WRITTEN REQUEST:
Go through the listing and pick out each line with the word "pluvial" in it.

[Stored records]

::::::::::

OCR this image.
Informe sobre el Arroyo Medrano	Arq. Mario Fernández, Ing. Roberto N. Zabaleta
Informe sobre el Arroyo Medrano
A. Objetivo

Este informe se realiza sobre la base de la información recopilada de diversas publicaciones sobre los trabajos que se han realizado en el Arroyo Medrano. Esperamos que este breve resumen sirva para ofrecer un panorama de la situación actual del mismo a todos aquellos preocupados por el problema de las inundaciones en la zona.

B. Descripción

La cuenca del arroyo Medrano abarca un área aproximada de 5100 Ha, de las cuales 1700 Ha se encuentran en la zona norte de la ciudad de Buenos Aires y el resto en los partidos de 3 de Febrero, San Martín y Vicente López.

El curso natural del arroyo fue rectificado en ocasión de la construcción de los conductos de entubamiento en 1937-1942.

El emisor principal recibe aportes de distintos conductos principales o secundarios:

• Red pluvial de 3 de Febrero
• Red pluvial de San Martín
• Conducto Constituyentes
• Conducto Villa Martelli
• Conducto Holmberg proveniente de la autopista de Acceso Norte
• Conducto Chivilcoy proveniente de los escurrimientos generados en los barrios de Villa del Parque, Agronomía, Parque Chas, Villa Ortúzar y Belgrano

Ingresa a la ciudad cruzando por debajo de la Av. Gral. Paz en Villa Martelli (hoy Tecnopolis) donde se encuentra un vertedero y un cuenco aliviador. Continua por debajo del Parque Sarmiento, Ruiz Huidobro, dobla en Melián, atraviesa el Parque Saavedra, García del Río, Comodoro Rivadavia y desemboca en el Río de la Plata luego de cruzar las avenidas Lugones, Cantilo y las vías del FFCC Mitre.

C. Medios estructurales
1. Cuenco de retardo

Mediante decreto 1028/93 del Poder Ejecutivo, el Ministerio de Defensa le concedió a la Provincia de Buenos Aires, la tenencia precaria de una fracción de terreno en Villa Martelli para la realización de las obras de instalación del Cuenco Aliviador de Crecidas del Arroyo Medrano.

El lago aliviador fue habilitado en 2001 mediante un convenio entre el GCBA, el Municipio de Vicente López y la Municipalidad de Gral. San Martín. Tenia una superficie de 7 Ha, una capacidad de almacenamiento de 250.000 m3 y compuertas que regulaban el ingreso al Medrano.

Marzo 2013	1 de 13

::::::::::

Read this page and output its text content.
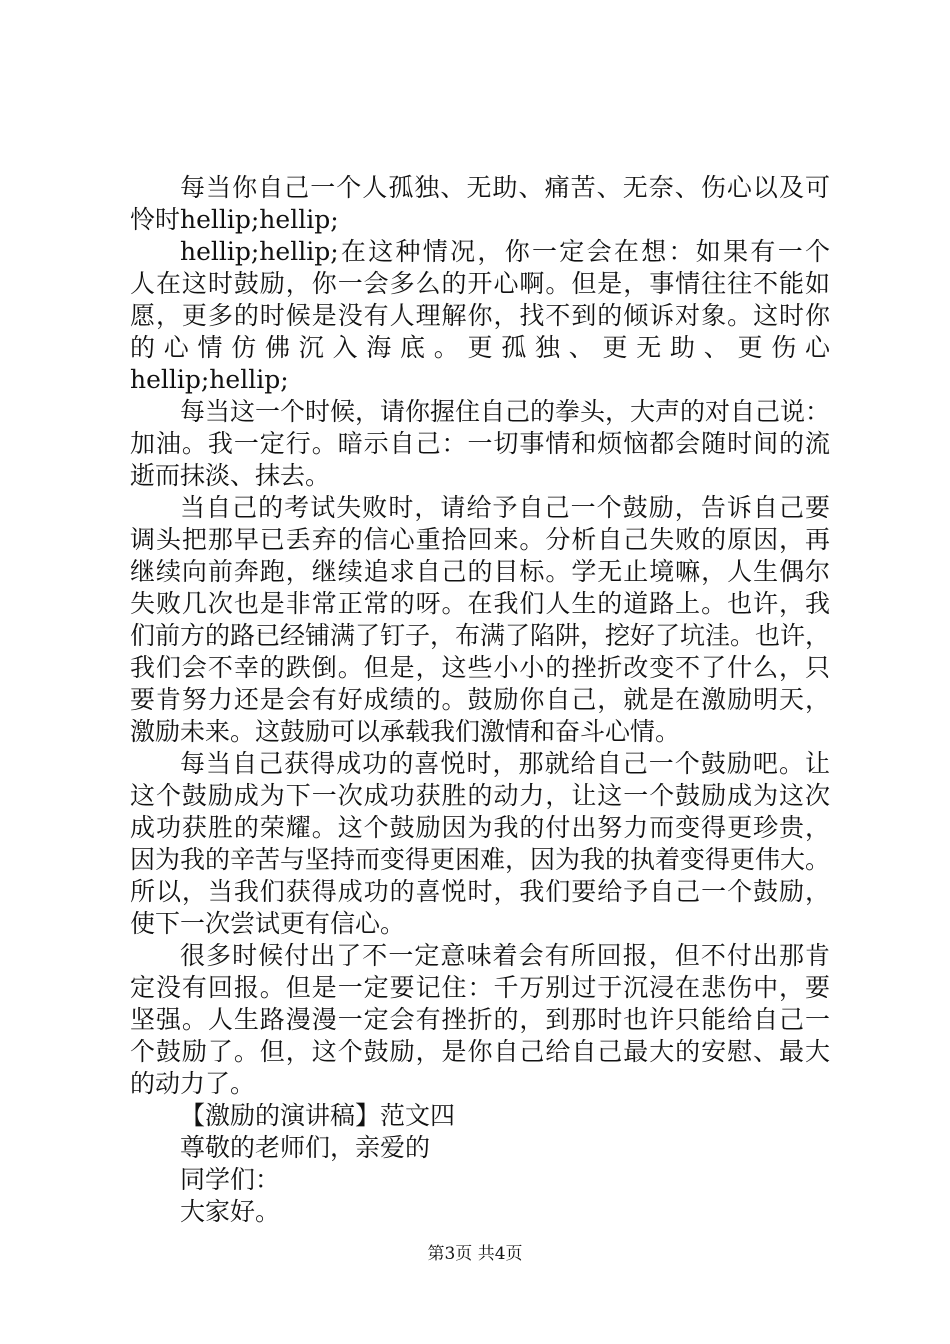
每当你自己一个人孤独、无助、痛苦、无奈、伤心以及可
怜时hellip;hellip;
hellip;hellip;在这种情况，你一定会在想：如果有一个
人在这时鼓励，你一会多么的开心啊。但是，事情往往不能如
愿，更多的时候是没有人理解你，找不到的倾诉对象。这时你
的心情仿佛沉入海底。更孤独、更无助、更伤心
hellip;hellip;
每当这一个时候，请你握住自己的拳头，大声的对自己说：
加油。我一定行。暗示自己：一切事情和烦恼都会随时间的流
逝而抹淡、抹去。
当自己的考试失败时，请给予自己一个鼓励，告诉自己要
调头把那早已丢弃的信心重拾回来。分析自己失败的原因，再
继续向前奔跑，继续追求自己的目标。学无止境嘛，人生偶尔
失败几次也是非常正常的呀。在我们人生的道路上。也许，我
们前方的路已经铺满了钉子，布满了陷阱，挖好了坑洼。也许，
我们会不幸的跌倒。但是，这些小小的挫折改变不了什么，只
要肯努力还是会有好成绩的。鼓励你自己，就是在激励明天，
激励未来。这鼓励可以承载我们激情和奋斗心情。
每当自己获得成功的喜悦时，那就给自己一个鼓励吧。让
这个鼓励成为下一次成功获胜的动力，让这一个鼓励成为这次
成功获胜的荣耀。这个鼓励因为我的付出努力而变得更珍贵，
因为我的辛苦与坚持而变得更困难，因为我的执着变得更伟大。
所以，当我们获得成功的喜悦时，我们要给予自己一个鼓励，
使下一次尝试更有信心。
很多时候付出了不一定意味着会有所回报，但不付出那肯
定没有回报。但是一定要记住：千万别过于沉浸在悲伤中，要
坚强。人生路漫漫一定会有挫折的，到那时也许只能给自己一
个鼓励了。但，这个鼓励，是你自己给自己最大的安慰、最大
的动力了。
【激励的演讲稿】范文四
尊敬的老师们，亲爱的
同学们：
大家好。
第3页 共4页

::::::::::

TASK OUTPUT:
• Red pluvial de 3 de Febrero
• Red pluvial de San Martín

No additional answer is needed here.